___ Extracted material

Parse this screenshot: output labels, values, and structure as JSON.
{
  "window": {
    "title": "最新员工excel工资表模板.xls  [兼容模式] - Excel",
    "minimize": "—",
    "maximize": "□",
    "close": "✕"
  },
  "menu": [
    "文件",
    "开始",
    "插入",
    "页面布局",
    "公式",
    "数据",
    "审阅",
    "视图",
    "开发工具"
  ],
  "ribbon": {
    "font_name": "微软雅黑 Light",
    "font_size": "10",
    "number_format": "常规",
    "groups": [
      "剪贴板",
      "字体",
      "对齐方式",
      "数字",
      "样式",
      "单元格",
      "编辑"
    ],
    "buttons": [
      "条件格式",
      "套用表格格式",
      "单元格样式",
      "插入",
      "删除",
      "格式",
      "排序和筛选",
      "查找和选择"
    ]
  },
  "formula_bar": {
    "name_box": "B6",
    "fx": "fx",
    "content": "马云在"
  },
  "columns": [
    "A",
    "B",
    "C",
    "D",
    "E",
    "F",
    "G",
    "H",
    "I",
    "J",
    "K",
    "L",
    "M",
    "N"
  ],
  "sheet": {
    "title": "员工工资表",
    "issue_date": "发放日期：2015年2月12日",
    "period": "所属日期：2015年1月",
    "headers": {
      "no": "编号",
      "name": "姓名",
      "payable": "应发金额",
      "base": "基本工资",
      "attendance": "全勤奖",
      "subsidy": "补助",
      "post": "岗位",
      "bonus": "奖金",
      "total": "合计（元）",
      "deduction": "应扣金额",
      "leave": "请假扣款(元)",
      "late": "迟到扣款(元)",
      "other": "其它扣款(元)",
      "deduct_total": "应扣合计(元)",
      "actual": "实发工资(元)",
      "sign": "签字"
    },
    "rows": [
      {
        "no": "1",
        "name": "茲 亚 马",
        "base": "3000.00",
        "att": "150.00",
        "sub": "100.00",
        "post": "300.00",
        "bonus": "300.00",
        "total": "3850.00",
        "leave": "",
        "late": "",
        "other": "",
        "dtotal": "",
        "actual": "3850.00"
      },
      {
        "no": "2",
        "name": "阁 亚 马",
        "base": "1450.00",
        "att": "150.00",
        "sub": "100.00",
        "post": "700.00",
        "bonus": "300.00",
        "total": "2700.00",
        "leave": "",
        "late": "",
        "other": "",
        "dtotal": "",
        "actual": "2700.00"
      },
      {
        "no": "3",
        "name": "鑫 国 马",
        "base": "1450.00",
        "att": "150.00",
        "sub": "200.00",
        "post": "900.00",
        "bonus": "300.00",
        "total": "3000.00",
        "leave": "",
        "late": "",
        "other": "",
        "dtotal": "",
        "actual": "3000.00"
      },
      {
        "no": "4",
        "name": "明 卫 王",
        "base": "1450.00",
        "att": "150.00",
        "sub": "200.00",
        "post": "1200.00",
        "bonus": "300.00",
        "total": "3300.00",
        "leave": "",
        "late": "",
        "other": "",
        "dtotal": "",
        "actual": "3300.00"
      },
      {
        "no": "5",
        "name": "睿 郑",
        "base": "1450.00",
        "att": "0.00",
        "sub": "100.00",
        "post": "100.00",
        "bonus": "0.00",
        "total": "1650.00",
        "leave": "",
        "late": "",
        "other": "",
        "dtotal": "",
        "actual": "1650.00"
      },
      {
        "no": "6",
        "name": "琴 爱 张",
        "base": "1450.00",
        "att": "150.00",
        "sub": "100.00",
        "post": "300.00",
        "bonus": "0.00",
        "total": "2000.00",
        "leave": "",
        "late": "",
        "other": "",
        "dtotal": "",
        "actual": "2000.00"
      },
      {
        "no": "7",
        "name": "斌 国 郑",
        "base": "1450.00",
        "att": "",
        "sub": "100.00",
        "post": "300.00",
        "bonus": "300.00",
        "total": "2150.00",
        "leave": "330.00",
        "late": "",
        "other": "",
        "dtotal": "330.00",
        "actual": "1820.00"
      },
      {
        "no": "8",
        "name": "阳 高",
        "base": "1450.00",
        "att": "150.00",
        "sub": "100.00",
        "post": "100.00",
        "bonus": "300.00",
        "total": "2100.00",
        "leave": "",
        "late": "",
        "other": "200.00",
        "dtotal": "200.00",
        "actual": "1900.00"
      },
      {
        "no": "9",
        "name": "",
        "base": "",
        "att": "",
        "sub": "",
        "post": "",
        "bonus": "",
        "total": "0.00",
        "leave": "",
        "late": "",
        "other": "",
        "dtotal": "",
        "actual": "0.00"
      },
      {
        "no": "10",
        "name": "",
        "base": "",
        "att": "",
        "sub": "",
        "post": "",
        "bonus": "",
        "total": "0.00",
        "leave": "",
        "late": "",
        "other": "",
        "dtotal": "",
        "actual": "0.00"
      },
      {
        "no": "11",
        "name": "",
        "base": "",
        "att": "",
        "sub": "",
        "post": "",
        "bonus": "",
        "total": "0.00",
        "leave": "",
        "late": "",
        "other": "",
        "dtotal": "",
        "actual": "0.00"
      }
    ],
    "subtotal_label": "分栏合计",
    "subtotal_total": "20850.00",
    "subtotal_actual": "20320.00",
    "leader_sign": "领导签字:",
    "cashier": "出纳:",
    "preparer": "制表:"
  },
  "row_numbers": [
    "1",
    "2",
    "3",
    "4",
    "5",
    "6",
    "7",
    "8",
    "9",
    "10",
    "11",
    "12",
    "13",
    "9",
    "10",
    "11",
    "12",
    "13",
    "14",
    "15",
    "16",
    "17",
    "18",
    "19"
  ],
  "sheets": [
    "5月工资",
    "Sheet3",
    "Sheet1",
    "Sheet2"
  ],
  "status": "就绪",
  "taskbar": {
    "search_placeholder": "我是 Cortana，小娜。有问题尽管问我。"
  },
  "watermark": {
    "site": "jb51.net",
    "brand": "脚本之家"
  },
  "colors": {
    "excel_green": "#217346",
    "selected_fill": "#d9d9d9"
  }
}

______

■ What to work on:
Reproduce each entry from the records above, character for character.

■ Problem solution:
Parse this screenshot: output labels, values, and structure as JSON.
{
  "window": {
    "title": "最新员工excel工资表模板.xls  [兼容模式] - Excel",
    "minimize": "—",
    "maximize": "□",
    "close": "✕"
  },
  "menu": [
    "文件",
    "开始",
    "插入",
    "页面布局",
    "公式",
    "数据",
    "审阅",
    "视图",
    "开发工具"
  ],
  "ribbon": {
    "font_name": "微软雅黑 Light",
    "font_size": "10",
    "number_format": "常规",
    "groups": [
      "剪贴板",
      "字体",
      "对齐方式",
      "数字",
      "样式",
      "单元格",
      "编辑"
    ],
    "buttons": [
      "条件格式",
      "套用表格格式",
      "单元格样式",
      "插入",
      "删除",
      "格式",
      "排序和筛选",
      "查找和选择"
    ]
  },
  "formula_bar": {
    "name_box": "B6",
    "fx": "fx",
    "content": "马云在"
  },
  "columns": [
    "A",
    "B",
    "C",
    "D",
    "E",
    "F",
    "G",
    "H",
    "I",
    "J",
    "K",
    "L",
    "M",
    "N"
  ],
  "sheet": {
    "title": "员工工资表",
    "issue_date": "发放日期：2015年2月12日",
    "period": "所属日期：2015年1月",
    "headers": {
      "no": "编号",
      "name": "姓名",
      "payable": "应发金额",
      "base": "基本工资",
      "attendance": "全勤奖",
      "subsidy": "补助",
      "post": "岗位",
      "bonus": "奖金",
      "total": "合计（元）",
      "deduction": "应扣金额",
      "leave": "请假扣款(元)",
      "late": "迟到扣款(元)",
      "other": "其它扣款(元)",
      "deduct_total": "应扣合计(元)",
      "actual": "实发工资(元)",
      "sign": "签字"
    },
    "rows": [
      {
        "no": "1",
        "name": "茲 亚 马",
        "base": "3000.00",
        "att": "150.00",
        "sub": "100.00",
        "post": "300.00",
        "bonus": "300.00",
        "total": "3850.00",
        "leave": "",
        "late": "",
        "other": "",
        "dtotal": "",
        "actual": "3850.00"
      },
      {
        "no": "2",
        "name": "阁 亚 马",
        "base": "1450.00",
        "att": "150.00",
        "sub": "100.00",
        "post": "700.00",
        "bonus": "300.00",
        "total": "2700.00",
        "leave": "",
        "late": "",
        "other": "",
        "dtotal": "",
        "actual": "2700.00"
      },
      {
        "no": "3",
        "name": "鑫 国 马",
        "base": "1450.00",
        "att": "150.00",
        "sub": "200.00",
        "post": "900.00",
        "bonus": "300.00",
        "total": "3000.00",
        "leave": "",
        "late": "",
        "other": "",
        "dtotal": "",
        "actual": "3000.00"
      },
      {
        "no": "4",
        "name": "明 卫 王",
        "base": "1450.00",
        "att": "150.00",
        "sub": "200.00",
        "post": "1200.00",
        "bonus": "300.00",
        "total": "3300.00",
        "leave": "",
        "late": "",
        "other": "",
        "dtotal": "",
        "actual": "3300.00"
      },
      {
        "no": "5",
        "name": "睿 郑",
        "base": "1450.00",
        "att": "0.00",
        "sub": "100.00",
        "post": "100.00",
        "bonus": "0.00",
        "total": "1650.00",
        "leave": "",
        "late": "",
        "other": "",
        "dtotal": "",
        "actual": "1650.00"
      },
      {
        "no": "6",
        "name": "琴 爱 张",
        "base": "1450.00",
        "att": "150.00",
        "sub": "100.00",
        "post": "300.00",
        "bonus": "0.00",
        "total": "2000.00",
        "leave": "",
        "late": "",
        "other": "",
        "dtotal": "",
        "actual": "2000.00"
      },
      {
        "no": "7",
        "name": "斌 国 郑",
        "base": "1450.00",
        "att": "",
        "sub": "100.00",
        "post": "300.00",
        "bonus": "300.00",
        "total": "2150.00",
        "leave": "330.00",
        "late": "",
        "other": "",
        "dtotal": "330.00",
        "actual": "1820.00"
      },
      {
        "no": "8",
        "name": "阳 高",
        "base": "1450.00",
        "att": "150.00",
        "sub": "100.00",
        "post": "100.00",
        "bonus": "300.00",
        "total": "2100.00",
        "leave": "",
        "late": "",
        "other": "200.00",
        "dtotal": "200.00",
        "actual": "1900.00"
      },
      {
        "no": "9",
        "name": "",
        "base": "",
        "att": "",
        "sub": "",
        "post": "",
        "bonus": "",
        "total": "0.00",
        "leave": "",
        "late": "",
        "other": "",
        "dtotal": "",
        "actual": "0.00"
      },
      {
        "no": "10",
        "name": "",
        "base": "",
        "att": "",
        "sub": "",
        "post": "",
        "bonus": "",
        "total": "0.00",
        "leave": "",
        "late": "",
        "other": "",
        "dtotal": "",
        "actual": "0.00"
      },
      {
        "no": "11",
        "name": "",
        "base": "",
        "att": "",
        "sub": "",
        "post": "",
        "bonus": "",
        "total": "0.00",
        "leave": "",
        "late": "",
        "other": "",
        "dtotal": "",
        "actual": "0.00"
      }
    ],
    "subtotal_label": "分栏合计",
    "subtotal_total": "20850.00",
    "subtotal_actual": "20320.00",
    "leader_sign": "领导签字:",
    "cashier": "出纳:",
    "preparer": "制表:"
  },
  "row_numbers": [
    "1",
    "2",
    "3",
    "4",
    "5",
    "6",
    "7",
    "8",
    "9",
    "10",
    "11",
    "12",
    "13",
    "9",
    "10",
    "11",
    "12",
    "13",
    "14",
    "15",
    "16",
    "17",
    "18",
    "19"
  ],
  "sheets": [
    "5月工资",
    "Sheet3",
    "Sheet1",
    "Sheet2"
  ],
  "status": "就绪",
  "taskbar": {
    "search_placeholder": "我是 Cortana，小娜。有问题尽管问我。"
  },
  "watermark": {
    "site": "jb51.net",
    "brand": "脚本之家"
  },
  "colors": {
    "excel_green": "#217346",
    "selected_fill": "#d9d9d9"
  }
}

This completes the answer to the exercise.